## 課題について
PowerQueryの手順を説明した原文のうち、「今回は、図1のような数値カラ」から「とし、元データのExcelファイルを開こう。」までの部分を、両端の語句も含めて一字も変えずに抜き出して返すこと。

## 原文
___

そして、3行目・5行目は横方向の数字が全て0だけど、そういう無駄な行は全部削除して出力する処理を、PowerQueryで組みたいと思う。
その場合、これまでにも当ブログで取り上げた手順だと、PowerQueryの「列のピボット解除」「列のピボット」機能を両方使って変換する手順(詳細は後述)が良いと思うけど、そうすると下図のように、元々0だったセルが空欄になってしまう。
今回は、図1のような数値カラムが流動的な表について、数値が全て0の行は削除して、なおかつ元々0だったセルが空欄にならず0を埋める手順を取り上げたい。
PowerQueryでExcelファイルを読み込む
ファイルの読み込み・変換
ではまず、基本の一歩として、PowerQueryで元データのExcelファイルを開く。
リボン「データ」タブ
→「データの取得」
→「ファイルから」
→「ブックから」
とし、元データのExcelファイルを開こう。
次の画面で「データの変換」ボタンを押す。
エディタの設定
PowerQueryのエディタ画面になるけど、ぜひ次の設定を済ませておこう。
エディタのリボン「ファイル」タブ→「オプションと設定」→「クエリのオプション」と進む。
「データの読み込み」→「型の検出」メニューで、「非構造化ソースの列の型とヘッダーを検出しない」にチェックを入れておく。
ヘッダ設定
1行目(見出し)が「Column1」などとなっていると思うが、
リボン「ホーム」タブ
→「1行目をヘッダーとして使用」
で、ヘッダを正しく設定する。
ピボット解除~リスト作成
ピボット解除
今回の例では、項目「資産№」「資産名」が固定で、それ以外の数値項目が可変なのだけど、固定項目「資産№」「資産名」の列を選んだ上で
リボン「変換」タブ
→その他の列のピボット解除
とする。
すると、横軸にあった数値項目が「属性」という縦項目に変換される。
グループ化
この「属性」項目を選択した状態で、
リボン「ホーム」タブ
→グループ化
とする。
次の画面で、名前はデフォルトの「カウント」のままで良いので、「操作」からは「すべての行」を選び「OK」を押す。
インデックス追加
今後、色々と処理をしていくと、この「属性」項目について並び順が狂うことがあり得る。
それを防ぐためにインデックス番号を付けるので、リボン「列の追加」→「インデックス列」としよう。
開始番号は0でも1でも良い。
インデックスが追加されたら、グループ化により色々なカラムを畳み込んだ項目「カウント」の右の□ボタンを押す。
項目「属性」は既に表の中にあるので、それのチェックは外し、それ以外の項目には全てチェックを入れて「OK」を押す。
グループ化で隠れていた項目が展開される。
ステップの名称が「展開されたカウント」などとなっていると思うが、後で再利用する箇所なので、ステップ名をクリックしてF2キーを押し「展開」と名称変更しておく。

___

## 記録情報
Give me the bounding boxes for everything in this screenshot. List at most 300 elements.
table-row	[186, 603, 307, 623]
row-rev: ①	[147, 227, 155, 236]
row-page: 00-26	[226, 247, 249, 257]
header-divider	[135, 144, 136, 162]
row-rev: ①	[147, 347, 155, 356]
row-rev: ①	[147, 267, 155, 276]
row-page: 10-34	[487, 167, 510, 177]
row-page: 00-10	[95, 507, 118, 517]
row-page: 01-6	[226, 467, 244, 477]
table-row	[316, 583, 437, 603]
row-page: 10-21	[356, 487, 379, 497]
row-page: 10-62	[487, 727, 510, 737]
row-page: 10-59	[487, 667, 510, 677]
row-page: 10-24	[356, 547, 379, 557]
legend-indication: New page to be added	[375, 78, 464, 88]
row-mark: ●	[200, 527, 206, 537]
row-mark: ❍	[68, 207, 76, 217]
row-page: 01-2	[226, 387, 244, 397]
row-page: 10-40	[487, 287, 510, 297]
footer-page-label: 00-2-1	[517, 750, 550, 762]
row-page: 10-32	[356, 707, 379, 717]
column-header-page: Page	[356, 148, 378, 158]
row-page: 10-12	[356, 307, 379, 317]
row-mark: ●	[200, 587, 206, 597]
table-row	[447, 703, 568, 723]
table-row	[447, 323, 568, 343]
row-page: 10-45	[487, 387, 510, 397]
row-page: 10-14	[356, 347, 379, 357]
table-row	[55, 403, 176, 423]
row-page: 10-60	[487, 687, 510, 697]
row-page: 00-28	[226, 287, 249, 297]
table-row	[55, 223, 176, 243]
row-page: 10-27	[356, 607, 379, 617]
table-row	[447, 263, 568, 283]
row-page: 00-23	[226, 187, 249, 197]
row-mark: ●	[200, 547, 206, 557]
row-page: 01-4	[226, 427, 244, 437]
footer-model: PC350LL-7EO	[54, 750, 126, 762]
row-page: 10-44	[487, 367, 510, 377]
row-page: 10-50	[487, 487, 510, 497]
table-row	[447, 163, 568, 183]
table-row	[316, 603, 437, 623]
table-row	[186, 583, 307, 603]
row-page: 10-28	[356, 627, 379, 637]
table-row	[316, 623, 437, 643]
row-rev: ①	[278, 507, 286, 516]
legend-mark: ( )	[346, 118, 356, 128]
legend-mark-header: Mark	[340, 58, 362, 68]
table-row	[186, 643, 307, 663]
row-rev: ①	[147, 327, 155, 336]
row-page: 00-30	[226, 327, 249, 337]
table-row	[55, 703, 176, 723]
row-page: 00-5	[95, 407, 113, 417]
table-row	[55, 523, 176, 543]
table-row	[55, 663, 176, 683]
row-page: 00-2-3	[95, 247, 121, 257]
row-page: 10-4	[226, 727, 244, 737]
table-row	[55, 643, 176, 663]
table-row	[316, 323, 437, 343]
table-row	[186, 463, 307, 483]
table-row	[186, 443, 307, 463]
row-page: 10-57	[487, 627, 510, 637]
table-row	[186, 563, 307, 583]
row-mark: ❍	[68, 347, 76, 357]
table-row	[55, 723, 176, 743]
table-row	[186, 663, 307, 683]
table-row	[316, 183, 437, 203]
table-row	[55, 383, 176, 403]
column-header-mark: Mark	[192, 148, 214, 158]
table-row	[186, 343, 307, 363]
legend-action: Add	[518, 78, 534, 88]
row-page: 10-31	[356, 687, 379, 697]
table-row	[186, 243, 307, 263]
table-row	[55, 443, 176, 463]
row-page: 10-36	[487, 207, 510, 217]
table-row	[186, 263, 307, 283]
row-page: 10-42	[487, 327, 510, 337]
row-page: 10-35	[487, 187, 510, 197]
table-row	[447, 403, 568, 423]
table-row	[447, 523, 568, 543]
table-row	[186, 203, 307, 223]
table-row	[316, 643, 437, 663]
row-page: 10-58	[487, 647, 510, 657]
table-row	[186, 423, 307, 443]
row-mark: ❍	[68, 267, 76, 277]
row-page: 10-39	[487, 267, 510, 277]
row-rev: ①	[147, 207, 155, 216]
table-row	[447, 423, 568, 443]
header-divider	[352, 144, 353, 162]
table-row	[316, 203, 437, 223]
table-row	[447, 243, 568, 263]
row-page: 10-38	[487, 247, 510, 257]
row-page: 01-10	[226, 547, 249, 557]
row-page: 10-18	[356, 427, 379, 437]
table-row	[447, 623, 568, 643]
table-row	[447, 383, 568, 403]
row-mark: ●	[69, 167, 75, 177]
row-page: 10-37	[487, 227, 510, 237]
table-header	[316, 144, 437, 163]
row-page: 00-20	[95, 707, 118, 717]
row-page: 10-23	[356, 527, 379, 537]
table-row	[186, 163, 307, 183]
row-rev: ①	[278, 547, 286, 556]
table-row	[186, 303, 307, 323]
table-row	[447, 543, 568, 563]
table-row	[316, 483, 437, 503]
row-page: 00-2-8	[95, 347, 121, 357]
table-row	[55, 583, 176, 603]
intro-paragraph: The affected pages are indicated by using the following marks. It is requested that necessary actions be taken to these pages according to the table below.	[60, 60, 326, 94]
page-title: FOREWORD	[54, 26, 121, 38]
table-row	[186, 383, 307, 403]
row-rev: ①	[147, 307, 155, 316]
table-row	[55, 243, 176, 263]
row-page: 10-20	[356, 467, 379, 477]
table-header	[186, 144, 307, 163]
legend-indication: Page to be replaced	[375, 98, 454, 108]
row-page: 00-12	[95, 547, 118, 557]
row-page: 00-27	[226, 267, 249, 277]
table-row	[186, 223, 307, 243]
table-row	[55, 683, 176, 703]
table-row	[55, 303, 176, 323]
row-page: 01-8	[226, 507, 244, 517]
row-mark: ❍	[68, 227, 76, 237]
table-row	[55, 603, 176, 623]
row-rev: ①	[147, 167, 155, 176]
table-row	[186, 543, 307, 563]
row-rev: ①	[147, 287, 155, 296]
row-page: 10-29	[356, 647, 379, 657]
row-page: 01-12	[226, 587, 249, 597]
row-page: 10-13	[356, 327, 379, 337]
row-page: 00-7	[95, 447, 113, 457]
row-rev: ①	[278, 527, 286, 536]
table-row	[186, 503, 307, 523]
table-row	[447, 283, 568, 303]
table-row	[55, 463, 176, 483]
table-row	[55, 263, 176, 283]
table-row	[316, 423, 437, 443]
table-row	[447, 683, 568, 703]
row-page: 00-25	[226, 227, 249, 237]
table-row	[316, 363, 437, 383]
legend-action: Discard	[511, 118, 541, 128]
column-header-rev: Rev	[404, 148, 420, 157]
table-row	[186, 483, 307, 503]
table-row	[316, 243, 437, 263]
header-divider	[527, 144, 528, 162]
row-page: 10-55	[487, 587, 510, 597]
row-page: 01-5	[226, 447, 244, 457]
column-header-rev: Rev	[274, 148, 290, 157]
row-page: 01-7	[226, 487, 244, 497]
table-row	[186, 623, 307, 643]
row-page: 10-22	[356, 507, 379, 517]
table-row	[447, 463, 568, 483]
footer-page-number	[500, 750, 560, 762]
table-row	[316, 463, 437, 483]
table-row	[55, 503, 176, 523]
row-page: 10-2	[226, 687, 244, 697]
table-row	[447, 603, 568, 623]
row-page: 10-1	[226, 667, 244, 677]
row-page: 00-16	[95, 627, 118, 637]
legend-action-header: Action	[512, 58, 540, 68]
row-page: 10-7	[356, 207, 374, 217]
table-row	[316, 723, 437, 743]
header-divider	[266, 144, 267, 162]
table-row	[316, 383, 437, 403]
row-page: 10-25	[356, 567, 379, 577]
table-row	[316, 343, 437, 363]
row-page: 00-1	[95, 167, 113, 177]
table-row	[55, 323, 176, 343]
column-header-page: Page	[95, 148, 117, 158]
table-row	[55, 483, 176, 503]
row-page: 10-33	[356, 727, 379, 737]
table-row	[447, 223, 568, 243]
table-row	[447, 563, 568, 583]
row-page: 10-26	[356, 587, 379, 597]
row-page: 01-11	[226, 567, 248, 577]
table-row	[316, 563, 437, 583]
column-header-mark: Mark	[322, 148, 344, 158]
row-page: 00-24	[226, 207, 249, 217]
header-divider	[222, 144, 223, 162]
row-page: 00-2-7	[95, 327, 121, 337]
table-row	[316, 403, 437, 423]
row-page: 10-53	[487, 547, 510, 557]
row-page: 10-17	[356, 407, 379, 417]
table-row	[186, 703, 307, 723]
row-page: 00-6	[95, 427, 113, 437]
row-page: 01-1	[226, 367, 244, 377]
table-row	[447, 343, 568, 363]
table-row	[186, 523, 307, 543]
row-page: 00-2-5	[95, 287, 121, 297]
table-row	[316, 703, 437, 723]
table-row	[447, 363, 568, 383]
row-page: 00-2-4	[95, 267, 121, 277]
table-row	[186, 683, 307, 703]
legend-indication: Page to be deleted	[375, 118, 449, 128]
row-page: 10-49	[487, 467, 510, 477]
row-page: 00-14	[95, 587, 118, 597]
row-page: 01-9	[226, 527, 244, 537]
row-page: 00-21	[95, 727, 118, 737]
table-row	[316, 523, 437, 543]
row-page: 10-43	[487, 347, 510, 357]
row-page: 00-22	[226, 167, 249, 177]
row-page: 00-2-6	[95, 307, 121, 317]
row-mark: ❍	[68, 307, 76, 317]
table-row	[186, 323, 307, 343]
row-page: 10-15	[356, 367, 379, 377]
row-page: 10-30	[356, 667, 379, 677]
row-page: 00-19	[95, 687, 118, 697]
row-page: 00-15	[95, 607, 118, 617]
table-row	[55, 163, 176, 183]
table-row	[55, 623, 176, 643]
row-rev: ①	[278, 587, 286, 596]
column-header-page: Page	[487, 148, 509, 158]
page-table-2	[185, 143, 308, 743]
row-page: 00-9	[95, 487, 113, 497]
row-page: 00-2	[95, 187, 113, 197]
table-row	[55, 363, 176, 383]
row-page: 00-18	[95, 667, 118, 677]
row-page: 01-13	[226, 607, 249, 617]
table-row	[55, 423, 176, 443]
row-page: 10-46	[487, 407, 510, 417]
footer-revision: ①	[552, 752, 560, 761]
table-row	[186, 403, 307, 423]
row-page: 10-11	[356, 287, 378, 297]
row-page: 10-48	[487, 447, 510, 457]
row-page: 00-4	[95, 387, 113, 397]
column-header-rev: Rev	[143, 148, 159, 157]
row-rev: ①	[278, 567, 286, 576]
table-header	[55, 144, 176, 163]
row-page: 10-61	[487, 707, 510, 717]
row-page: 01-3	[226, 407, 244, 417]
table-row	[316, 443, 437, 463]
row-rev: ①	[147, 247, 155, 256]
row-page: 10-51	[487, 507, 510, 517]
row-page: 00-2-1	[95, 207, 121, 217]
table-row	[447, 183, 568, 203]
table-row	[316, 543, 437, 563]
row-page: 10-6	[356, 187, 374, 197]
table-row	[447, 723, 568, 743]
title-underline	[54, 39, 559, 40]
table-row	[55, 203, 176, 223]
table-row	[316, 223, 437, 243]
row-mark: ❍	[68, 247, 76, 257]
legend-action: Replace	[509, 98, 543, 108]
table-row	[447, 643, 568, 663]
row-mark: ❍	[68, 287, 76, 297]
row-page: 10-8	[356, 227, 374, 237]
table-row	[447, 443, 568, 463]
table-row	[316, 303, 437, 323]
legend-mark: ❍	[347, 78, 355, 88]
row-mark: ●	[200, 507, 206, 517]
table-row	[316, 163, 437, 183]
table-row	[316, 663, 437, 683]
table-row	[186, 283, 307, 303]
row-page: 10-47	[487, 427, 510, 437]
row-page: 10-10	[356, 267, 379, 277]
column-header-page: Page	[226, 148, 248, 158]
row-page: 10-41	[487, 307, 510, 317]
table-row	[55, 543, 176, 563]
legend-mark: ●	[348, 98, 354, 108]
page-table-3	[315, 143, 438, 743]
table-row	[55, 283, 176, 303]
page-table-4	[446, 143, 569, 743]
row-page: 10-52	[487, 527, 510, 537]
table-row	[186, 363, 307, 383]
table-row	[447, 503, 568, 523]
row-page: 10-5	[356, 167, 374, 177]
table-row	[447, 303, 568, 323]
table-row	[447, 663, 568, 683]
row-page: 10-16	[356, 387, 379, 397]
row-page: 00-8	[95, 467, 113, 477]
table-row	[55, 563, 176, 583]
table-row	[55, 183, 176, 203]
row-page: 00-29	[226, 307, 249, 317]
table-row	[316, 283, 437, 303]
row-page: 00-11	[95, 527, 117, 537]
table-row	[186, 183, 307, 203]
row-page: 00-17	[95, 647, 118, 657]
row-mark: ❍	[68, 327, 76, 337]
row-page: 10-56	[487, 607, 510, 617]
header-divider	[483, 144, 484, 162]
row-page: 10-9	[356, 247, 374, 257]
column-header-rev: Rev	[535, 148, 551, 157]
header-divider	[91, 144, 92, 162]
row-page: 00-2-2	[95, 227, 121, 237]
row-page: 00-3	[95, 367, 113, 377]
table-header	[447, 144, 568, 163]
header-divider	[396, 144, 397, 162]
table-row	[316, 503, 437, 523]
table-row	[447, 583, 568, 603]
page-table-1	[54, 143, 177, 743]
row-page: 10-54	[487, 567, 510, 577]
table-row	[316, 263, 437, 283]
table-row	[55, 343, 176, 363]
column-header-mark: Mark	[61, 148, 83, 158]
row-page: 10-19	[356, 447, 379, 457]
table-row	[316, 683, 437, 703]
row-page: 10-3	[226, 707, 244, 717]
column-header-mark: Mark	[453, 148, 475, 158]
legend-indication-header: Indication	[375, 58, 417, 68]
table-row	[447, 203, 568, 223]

___

## 課題の結果
今回は、図1のような数値カラムが流動的な表について、数値が全て0の行は削除して、なおかつ元々0だったセルが空欄にならず0を埋める手順を取り上げたい。
PowerQueryでExcelファイルを読み込む
ファイルの読み込み・変換
ではまず、基本の一歩として、PowerQueryで元データのExcelファイルを開く。
リボン「データ」タブ
→「データの取得」
→「ファイルから」
→「ブックから」
とし、元データのExcelファイルを開こう。